**Exercise aim**. Search the records below for the word "более" and show every line where it occurs.

**Data records**.

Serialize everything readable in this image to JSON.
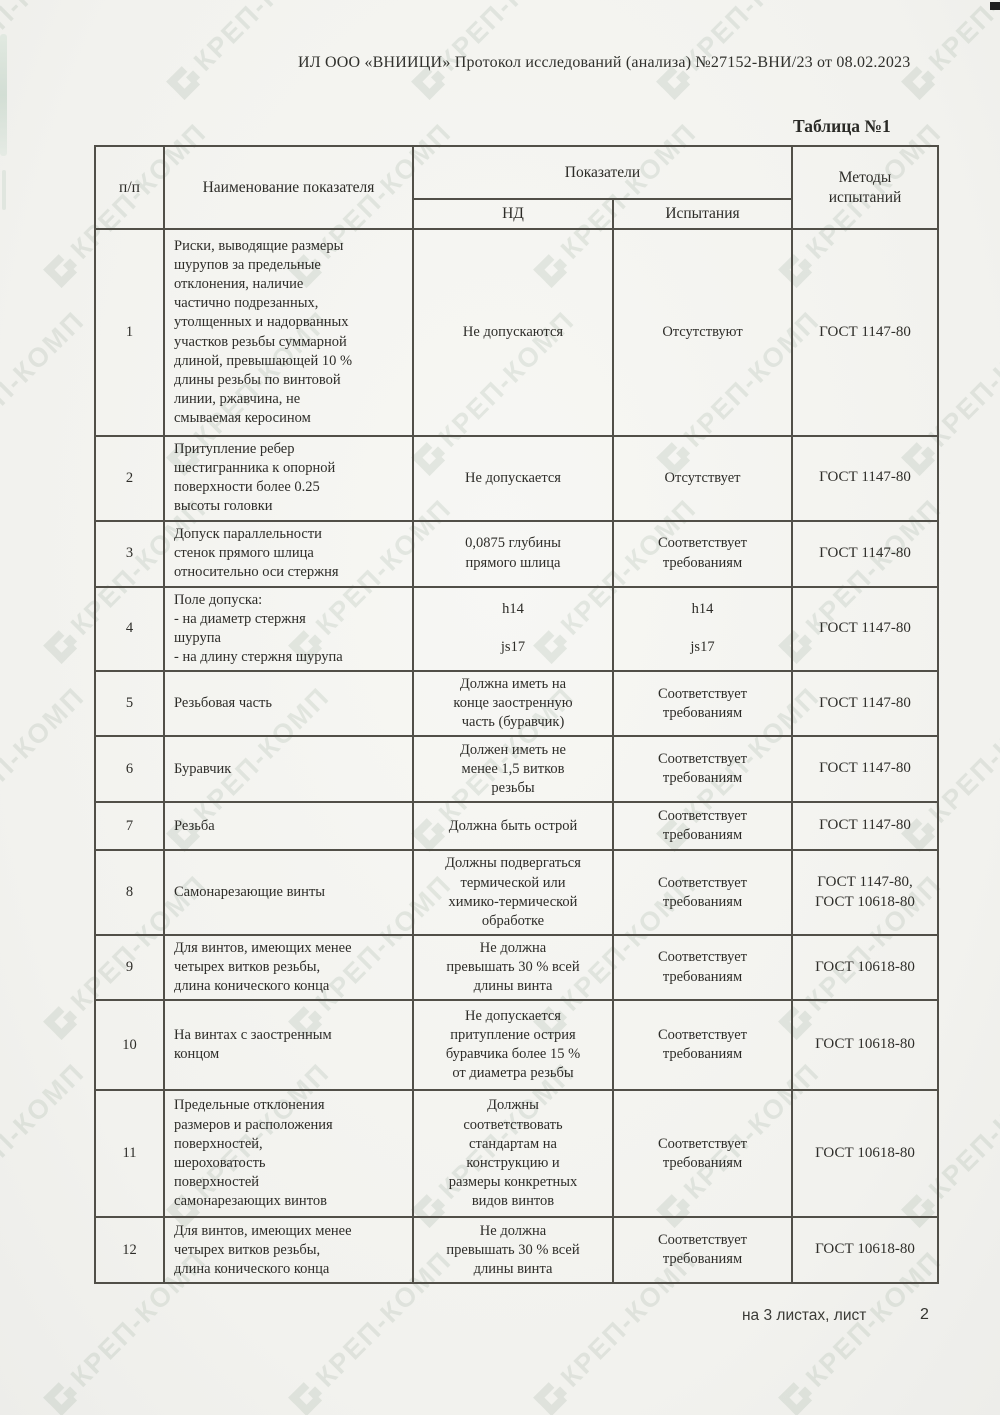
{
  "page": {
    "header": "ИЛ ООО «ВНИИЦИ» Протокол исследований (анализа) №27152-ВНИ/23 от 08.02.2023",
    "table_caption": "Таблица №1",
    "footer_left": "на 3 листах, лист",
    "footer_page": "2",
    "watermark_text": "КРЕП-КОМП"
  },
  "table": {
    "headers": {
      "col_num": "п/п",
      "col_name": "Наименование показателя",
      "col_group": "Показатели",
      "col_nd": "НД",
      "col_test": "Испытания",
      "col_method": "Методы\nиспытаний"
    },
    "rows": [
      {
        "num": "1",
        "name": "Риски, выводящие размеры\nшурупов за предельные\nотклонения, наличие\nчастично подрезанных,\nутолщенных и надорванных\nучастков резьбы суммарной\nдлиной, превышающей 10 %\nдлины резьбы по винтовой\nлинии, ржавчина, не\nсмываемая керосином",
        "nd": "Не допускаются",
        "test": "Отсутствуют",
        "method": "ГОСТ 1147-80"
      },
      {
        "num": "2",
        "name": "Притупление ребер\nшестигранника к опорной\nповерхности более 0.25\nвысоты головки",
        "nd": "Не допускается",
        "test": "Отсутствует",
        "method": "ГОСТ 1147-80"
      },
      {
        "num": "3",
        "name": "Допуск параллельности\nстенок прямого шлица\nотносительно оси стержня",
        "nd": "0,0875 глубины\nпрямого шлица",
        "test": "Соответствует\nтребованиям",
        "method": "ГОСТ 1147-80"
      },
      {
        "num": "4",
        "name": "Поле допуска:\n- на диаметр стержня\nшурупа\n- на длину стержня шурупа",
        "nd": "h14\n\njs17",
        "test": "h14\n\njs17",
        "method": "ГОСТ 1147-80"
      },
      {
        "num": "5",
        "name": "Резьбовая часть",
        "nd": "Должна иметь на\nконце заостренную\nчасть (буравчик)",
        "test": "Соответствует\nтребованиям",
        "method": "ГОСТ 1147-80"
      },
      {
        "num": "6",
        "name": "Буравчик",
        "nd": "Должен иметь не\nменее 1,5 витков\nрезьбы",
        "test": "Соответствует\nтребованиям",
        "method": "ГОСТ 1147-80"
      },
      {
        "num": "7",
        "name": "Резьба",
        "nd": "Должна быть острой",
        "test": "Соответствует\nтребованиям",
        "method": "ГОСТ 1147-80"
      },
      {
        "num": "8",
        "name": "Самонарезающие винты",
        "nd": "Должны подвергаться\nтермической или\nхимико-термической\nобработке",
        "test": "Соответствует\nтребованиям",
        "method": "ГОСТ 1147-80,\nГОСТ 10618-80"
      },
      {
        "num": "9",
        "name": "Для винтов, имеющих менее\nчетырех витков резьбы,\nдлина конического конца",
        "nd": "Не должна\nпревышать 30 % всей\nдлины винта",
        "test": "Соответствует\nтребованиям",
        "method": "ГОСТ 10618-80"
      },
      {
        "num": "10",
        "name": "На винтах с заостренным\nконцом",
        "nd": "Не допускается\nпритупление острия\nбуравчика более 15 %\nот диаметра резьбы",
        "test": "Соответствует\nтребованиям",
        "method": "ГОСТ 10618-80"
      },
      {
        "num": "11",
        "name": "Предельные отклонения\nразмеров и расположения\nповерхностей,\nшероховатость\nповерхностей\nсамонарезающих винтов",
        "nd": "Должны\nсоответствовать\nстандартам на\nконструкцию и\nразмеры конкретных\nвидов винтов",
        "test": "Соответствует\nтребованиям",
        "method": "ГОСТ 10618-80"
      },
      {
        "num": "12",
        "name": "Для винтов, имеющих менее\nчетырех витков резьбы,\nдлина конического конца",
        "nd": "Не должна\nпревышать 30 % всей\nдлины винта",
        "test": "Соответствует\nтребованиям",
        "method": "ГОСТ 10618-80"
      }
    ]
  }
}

**Written answer**.
        "name": "Притупление ребер\nшестигранника к опорной\nповерхности более 0.25\nвысоты головки",
        "nd": "Не допускается\nпритупление острия\nбуравчика более 15 %\nот диаметра резьбы",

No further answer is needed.